▸ **Task to complete**
Below are the entries; state how many of their lines contain the string "Income", and nothing more.

——

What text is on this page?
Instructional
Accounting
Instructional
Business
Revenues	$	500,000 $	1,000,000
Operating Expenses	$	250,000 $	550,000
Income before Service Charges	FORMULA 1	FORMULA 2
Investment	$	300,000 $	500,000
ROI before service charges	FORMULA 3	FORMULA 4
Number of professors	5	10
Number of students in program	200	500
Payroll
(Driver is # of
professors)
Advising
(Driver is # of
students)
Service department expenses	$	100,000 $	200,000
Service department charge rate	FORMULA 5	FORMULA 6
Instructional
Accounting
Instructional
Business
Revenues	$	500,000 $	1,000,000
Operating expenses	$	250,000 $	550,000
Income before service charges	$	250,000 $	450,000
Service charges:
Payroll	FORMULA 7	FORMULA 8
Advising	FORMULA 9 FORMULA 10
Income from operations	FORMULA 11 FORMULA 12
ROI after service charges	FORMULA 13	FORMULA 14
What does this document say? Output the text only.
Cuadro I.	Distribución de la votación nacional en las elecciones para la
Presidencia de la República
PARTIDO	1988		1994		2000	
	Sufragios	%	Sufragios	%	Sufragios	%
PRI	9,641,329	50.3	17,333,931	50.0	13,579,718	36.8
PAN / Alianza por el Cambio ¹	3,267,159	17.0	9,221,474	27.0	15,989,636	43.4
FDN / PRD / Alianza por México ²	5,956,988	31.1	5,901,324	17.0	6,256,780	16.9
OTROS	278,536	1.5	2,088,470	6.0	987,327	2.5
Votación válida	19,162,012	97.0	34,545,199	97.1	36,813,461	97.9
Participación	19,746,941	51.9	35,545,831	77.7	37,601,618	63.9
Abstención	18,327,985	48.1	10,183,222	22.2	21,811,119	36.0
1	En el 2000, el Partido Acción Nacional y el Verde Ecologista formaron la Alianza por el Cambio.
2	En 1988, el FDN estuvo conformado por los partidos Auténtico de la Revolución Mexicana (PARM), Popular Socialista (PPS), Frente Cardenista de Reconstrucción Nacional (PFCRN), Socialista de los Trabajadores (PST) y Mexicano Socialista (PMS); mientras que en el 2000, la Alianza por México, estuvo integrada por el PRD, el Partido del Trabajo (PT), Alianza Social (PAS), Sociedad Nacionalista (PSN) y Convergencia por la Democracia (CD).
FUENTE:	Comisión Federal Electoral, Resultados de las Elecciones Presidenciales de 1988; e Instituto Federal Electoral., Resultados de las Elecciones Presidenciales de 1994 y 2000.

——

▸ **Answer for this exercise**
3